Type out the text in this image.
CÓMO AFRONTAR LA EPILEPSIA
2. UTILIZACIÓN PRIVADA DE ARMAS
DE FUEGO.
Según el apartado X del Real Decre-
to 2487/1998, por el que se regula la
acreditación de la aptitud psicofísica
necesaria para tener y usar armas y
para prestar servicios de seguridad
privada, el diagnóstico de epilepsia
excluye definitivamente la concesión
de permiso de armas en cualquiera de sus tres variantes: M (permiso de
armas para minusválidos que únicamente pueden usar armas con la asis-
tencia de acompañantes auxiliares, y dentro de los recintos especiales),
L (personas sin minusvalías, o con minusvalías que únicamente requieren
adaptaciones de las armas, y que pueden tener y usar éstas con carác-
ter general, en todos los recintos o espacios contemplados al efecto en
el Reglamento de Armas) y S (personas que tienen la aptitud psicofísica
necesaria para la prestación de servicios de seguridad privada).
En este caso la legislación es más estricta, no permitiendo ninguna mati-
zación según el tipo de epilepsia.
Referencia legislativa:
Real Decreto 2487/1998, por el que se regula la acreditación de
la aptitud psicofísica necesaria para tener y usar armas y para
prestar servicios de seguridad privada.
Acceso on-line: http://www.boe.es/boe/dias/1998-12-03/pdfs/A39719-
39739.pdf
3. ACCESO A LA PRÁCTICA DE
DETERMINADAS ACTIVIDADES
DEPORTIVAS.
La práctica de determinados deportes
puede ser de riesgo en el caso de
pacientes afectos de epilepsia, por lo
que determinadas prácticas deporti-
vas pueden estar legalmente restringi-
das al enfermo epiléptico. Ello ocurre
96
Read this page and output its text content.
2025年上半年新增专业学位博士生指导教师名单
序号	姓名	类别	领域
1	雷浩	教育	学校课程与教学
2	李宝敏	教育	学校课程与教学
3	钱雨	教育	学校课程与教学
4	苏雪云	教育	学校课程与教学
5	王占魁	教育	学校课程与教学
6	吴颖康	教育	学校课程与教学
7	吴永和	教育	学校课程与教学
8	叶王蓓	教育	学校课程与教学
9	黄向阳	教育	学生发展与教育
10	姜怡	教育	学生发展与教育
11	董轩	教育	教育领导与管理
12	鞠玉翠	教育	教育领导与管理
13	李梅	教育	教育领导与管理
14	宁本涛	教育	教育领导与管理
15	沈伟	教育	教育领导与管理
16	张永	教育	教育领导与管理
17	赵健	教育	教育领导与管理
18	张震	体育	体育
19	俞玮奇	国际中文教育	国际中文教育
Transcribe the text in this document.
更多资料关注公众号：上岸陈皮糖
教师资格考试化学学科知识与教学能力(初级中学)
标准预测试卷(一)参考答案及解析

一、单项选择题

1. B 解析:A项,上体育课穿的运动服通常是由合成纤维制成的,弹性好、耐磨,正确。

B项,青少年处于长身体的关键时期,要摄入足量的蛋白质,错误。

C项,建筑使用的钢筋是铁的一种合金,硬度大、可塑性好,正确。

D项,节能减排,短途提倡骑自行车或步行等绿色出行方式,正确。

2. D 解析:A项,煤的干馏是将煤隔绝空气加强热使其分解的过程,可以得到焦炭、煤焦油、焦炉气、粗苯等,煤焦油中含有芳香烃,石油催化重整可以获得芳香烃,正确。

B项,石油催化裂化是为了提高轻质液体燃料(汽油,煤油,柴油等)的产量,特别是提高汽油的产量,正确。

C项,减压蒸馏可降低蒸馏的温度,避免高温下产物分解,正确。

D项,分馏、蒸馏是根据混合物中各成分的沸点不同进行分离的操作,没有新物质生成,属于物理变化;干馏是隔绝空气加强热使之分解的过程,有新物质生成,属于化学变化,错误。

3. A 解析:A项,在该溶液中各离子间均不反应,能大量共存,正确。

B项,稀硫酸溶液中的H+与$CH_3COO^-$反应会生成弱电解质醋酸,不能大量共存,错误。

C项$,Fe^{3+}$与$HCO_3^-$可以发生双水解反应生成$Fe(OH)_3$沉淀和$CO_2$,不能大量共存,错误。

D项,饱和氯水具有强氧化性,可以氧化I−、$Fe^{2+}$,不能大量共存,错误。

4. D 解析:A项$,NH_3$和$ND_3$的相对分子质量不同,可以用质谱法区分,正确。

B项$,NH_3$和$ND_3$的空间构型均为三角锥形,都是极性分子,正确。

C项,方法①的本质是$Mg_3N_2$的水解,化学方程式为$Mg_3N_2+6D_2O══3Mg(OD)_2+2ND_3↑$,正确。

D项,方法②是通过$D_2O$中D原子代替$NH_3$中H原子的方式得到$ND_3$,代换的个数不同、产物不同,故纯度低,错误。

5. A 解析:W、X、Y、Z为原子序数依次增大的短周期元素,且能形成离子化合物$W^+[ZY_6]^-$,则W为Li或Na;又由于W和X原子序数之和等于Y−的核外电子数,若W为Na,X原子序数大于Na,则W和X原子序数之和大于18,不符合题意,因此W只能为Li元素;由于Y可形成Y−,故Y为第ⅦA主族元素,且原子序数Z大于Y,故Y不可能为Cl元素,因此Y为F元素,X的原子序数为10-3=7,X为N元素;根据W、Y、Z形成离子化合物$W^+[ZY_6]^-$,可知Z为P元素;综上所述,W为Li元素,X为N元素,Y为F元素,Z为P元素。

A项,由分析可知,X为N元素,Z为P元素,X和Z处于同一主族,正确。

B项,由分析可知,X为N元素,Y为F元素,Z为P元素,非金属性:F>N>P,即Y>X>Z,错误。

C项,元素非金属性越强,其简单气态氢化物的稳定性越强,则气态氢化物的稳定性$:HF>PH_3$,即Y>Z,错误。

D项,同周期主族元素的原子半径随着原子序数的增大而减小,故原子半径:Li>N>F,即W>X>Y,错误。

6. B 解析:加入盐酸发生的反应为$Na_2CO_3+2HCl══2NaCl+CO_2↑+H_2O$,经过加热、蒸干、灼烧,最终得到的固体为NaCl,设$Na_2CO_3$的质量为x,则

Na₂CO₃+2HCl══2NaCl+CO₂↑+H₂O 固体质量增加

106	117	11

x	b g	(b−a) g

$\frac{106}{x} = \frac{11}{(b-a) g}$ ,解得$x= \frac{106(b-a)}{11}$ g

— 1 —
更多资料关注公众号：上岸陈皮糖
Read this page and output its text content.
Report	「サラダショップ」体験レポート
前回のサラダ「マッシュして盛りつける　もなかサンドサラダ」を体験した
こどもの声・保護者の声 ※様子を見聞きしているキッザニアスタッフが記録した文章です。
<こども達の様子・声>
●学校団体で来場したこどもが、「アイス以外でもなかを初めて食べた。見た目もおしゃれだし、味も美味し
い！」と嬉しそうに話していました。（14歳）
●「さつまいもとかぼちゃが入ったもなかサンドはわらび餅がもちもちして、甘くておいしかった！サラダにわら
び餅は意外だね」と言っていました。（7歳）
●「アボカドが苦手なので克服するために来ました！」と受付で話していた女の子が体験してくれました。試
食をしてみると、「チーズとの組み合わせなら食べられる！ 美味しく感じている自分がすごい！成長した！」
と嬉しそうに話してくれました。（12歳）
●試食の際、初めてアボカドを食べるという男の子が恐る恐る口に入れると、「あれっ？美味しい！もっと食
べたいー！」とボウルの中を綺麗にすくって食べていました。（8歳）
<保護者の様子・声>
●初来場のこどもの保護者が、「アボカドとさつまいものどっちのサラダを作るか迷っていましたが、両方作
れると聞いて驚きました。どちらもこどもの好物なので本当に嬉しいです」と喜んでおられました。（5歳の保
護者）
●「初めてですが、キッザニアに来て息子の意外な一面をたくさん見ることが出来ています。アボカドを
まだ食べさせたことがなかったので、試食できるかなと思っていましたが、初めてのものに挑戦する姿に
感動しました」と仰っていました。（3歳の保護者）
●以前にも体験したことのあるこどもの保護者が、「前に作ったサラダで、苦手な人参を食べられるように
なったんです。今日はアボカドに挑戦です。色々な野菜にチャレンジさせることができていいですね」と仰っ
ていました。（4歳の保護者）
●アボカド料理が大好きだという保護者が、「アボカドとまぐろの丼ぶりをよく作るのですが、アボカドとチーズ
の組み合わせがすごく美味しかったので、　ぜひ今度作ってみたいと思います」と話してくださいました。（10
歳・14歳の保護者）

######

> **What is required**:
Provide only the count of lines in the data above that include the string "不能大量共存".

> **Task response**:
3